**AIM:** Return the listing word for word, as given.
-- Begin RECORDED INFORMATION --
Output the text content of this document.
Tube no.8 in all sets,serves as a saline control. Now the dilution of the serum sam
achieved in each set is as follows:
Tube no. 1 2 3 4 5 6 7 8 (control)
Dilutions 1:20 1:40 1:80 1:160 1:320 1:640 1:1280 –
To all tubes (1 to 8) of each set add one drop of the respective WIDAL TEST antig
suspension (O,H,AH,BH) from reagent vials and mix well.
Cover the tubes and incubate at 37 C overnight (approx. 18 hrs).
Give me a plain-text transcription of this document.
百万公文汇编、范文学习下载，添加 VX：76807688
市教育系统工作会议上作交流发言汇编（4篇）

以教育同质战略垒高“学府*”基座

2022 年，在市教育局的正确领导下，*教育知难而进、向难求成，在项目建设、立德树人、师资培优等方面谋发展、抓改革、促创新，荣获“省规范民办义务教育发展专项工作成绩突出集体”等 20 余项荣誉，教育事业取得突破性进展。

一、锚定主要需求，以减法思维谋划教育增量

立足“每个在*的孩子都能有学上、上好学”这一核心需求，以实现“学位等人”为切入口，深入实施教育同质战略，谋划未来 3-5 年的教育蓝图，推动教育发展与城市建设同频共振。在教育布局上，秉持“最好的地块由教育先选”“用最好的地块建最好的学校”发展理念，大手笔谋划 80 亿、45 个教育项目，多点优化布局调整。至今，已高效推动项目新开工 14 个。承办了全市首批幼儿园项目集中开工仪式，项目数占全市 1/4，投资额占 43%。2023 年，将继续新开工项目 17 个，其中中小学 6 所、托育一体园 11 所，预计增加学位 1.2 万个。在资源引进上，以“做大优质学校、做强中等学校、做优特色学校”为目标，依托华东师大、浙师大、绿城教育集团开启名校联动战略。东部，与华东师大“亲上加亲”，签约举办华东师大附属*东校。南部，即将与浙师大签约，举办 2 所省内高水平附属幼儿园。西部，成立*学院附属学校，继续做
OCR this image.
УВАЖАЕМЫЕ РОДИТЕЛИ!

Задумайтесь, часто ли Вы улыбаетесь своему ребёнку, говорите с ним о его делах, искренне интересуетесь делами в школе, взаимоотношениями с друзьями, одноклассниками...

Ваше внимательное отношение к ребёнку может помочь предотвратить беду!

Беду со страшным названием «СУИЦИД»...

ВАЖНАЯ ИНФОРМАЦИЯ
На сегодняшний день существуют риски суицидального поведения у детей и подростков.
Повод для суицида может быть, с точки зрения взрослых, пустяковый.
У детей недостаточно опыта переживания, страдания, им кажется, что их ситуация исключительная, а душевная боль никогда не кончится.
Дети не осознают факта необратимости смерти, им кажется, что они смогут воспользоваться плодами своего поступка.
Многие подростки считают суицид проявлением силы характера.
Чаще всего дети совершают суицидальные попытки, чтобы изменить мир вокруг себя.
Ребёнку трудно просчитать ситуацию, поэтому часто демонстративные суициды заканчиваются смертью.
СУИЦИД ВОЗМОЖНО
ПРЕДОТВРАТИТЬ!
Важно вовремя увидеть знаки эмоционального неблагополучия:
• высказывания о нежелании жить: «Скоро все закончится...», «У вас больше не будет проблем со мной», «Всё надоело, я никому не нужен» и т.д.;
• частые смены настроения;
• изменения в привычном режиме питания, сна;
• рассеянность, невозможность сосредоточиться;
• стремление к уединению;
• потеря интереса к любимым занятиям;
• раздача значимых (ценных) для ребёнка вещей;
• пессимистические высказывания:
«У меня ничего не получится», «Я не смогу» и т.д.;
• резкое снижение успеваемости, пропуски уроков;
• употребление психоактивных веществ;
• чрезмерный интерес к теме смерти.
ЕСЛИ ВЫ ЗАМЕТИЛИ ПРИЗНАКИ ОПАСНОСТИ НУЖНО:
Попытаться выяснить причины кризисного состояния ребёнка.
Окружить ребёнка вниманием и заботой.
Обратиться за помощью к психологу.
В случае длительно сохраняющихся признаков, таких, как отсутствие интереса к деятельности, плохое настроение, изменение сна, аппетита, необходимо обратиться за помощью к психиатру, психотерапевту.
-- End RECORDED INFORMATION --
**RESULT FOR THIS EXERCISE:**
Output the text content of this document.
Tube no.8 in all sets,serves as a saline control. Now the dilution of the serum sam
achieved in each set is as follows:
Tube no. 1 2 3 4 5 6 7 8 (control)
Dilutions 1:20 1:40 1:80 1:160 1:320 1:640 1:1280 –
To all tubes (1 to 8) of each set add one drop of the respective WIDAL TEST antig
suspension (O,H,AH,BH) from reagent vials and mix well.
Cover the tubes and incubate at 37 C overnight (approx. 18 hrs).
Give me a plain-text transcription of this document.
百万公文汇编、范文学习下载，添加 VX：76807688
市教育系统工作会议上作交流发言汇编（4篇）

以教育同质战略垒高“学府*”基座

2022 年，在市教育局的正确领导下，*教育知难而进、向难求成，在项目建设、立德树人、师资培优等方面谋发展、抓改革、促创新，荣获“省规范民办义务教育发展专项工作成绩突出集体”等 20 余项荣誉，教育事业取得突破性进展。

一、锚定主要需求，以减法思维谋划教育增量

立足“每个在*的孩子都能有学上、上好学”这一核心需求，以实现“学位等人”为切入口，深入实施教育同质战略，谋划未来 3-5 年的教育蓝图，推动教育发展与城市建设同频共振。在教育布局上，秉持“最好的地块由教育先选”“用最好的地块建最好的学校”发展理念，大手笔谋划 80 亿、45 个教育项目，多点优化布局调整。至今，已高效推动项目新开工 14 个。承办了全市首批幼儿园项目集中开工仪式，项目数占全市 1/4，投资额占 43%。2023 年，将继续新开工项目 17 个，其中中小学 6 所、托育一体园 11 所，预计增加学位 1.2 万个。在资源引进上，以“做大优质学校、做强中等学校、做优特色学校”为目标，依托华东师大、浙师大、绿城教育集团开启名校联动战略。东部，与华东师大“亲上加亲”，签约举办华东师大附属*东校。南部，即将与浙师大签约，举办 2 所省内高水平附属幼儿园。西部，成立*学院附属学校，继续做
OCR this image.
УВАЖАЕМЫЕ РОДИТЕЛИ!

Задумайтесь, часто ли Вы улыбаетесь своему ребёнку, говорите с ним о его делах, искренне интересуетесь делами в школе, взаимоотношениями с друзьями, одноклассниками...

Ваше внимательное отношение к ребёнку может помочь предотвратить беду!

Беду со страшным названием «СУИЦИД»...

ВАЖНАЯ ИНФОРМАЦИЯ
На сегодняшний день существуют риски суицидального поведения у детей и подростков.
Повод для суицида может быть, с точки зрения взрослых, пустяковый.
У детей недостаточно опыта переживания, страдания, им кажется, что их ситуация исключительная, а душевная боль никогда не кончится.
Дети не осознают факта необратимости смерти, им кажется, что они смогут воспользоваться плодами своего поступка.
Многие подростки считают суицид проявлением силы характера.
Чаще всего дети совершают суицидальные попытки, чтобы изменить мир вокруг себя.
Ребёнку трудно просчитать ситуацию, поэтому часто демонстративные суициды заканчиваются смертью.
СУИЦИД ВОЗМОЖНО
ПРЕДОТВРАТИТЬ!
Важно вовремя увидеть знаки эмоционального неблагополучия:
• высказывания о нежелании жить: «Скоро все закончится...», «У вас больше не будет проблем со мной», «Всё надоело, я никому не нужен» и т.д.;
• частые смены настроения;
• изменения в привычном режиме питания, сна;
• рассеянность, невозможность сосредоточиться;
• стремление к уединению;
• потеря интереса к любимым занятиям;
• раздача значимых (ценных) для ребёнка вещей;
• пессимистические высказывания:
«У меня ничего не получится», «Я не смогу» и т.д.;
• резкое снижение успеваемости, пропуски уроков;
• употребление психоактивных веществ;
• чрезмерный интерес к теме смерти.
ЕСЛИ ВЫ ЗАМЕТИЛИ ПРИЗНАКИ ОПАСНОСТИ НУЖНО:
Попытаться выяснить причины кризисного состояния ребёнка.
Окружить ребёнка вниманием и заботой.
Обратиться за помощью к психологу.
В случае длительно сохраняющихся признаков, таких, как отсутствие интереса к деятельности, плохое настроение, изменение сна, аппетита, необходимо обратиться за помощью к психиатру, психотерапевту.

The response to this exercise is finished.